--- START Items ---

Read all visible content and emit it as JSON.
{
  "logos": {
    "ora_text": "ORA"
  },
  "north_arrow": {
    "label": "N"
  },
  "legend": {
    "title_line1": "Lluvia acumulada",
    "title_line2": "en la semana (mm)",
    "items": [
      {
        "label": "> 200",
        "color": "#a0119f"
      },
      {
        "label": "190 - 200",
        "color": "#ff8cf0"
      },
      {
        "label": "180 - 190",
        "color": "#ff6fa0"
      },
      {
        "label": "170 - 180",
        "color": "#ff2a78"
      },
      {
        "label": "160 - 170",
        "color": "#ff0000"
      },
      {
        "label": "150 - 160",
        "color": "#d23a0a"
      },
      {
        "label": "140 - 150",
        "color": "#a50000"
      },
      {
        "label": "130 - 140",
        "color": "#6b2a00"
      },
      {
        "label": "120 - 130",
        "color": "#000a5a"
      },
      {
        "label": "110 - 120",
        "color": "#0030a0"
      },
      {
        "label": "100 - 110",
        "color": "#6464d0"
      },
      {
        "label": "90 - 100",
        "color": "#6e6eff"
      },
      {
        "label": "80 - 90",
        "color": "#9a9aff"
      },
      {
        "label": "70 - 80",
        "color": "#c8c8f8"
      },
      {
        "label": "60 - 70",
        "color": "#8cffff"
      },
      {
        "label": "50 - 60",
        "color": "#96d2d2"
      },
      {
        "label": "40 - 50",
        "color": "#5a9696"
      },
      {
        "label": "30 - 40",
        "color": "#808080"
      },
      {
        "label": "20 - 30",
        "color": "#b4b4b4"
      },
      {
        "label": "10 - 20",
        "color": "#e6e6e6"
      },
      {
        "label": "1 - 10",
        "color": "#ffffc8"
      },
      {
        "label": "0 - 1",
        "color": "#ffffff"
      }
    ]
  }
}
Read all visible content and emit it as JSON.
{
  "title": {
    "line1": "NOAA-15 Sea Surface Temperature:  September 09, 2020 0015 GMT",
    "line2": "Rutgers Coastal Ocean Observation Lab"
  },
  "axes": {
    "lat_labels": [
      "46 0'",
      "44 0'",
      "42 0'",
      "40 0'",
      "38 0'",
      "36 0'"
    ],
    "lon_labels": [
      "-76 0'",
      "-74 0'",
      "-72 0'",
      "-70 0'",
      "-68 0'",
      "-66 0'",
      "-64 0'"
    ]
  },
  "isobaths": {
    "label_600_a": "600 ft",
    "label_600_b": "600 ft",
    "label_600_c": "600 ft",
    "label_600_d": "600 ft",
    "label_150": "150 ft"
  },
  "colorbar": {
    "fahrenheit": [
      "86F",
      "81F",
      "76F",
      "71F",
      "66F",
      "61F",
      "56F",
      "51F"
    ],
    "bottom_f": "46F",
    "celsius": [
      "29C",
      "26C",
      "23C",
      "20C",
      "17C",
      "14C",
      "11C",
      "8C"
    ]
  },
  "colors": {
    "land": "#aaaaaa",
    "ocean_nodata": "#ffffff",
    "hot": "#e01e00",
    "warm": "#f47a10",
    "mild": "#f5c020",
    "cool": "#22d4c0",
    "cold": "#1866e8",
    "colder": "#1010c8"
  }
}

--- END Items ---

§ **Exercise directions**
Print the material once more, exactly.

§ **Result of this task**
Read all visible content and emit it as JSON.
{
  "logos": {
    "ora_text": "ORA"
  },
  "north_arrow": {
    "label": "N"
  },
  "legend": {
    "title_line1": "Lluvia acumulada",
    "title_line2": "en la semana (mm)",
    "items": [
      {
        "label": "> 200",
        "color": "#a0119f"
      },
      {
        "label": "190 - 200",
        "color": "#ff8cf0"
      },
      {
        "label": "180 - 190",
        "color": "#ff6fa0"
      },
      {
        "label": "170 - 180",
        "color": "#ff2a78"
      },
      {
        "label": "160 - 170",
        "color": "#ff0000"
      },
      {
        "label": "150 - 160",
        "color": "#d23a0a"
      },
      {
        "label": "140 - 150",
        "color": "#a50000"
      },
      {
        "label": "130 - 140",
        "color": "#6b2a00"
      },
      {
        "label": "120 - 130",
        "color": "#000a5a"
      },
      {
        "label": "110 - 120",
        "color": "#0030a0"
      },
      {
        "label": "100 - 110",
        "color": "#6464d0"
      },
      {
        "label": "90 - 100",
        "color": "#6e6eff"
      },
      {
        "label": "80 - 90",
        "color": "#9a9aff"
      },
      {
        "label": "70 - 80",
        "color": "#c8c8f8"
      },
      {
        "label": "60 - 70",
        "color": "#8cffff"
      },
      {
        "label": "50 - 60",
        "color": "#96d2d2"
      },
      {
        "label": "40 - 50",
        "color": "#5a9696"
      },
      {
        "label": "30 - 40",
        "color": "#808080"
      },
      {
        "label": "20 - 30",
        "color": "#b4b4b4"
      },
      {
        "label": "10 - 20",
        "color": "#e6e6e6"
      },
      {
        "label": "1 - 10",
        "color": "#ffffc8"
      },
      {
        "label": "0 - 1",
        "color": "#ffffff"
      }
    ]
  }
}
Read all visible content and emit it as JSON.
{
  "title": {
    "line1": "NOAA-15 Sea Surface Temperature:  September 09, 2020 0015 GMT",
    "line2": "Rutgers Coastal Ocean Observation Lab"
  },
  "axes": {
    "lat_labels": [
      "46 0'",
      "44 0'",
      "42 0'",
      "40 0'",
      "38 0'",
      "36 0'"
    ],
    "lon_labels": [
      "-76 0'",
      "-74 0'",
      "-72 0'",
      "-70 0'",
      "-68 0'",
      "-66 0'",
      "-64 0'"
    ]
  },
  "isobaths": {
    "label_600_a": "600 ft",
    "label_600_b": "600 ft",
    "label_600_c": "600 ft",
    "label_600_d": "600 ft",
    "label_150": "150 ft"
  },
  "colorbar": {
    "fahrenheit": [
      "86F",
      "81F",
      "76F",
      "71F",
      "66F",
      "61F",
      "56F",
      "51F"
    ],
    "bottom_f": "46F",
    "celsius": [
      "29C",
      "26C",
      "23C",
      "20C",
      "17C",
      "14C",
      "11C",
      "8C"
    ]
  },
  "colors": {
    "land": "#aaaaaa",
    "ocean_nodata": "#ffffff",
    "hot": "#e01e00",
    "warm": "#f47a10",
    "mild": "#f5c020",
    "cool": "#22d4c0",
    "cold": "#1866e8",
    "colder": "#1010c8"
  }
}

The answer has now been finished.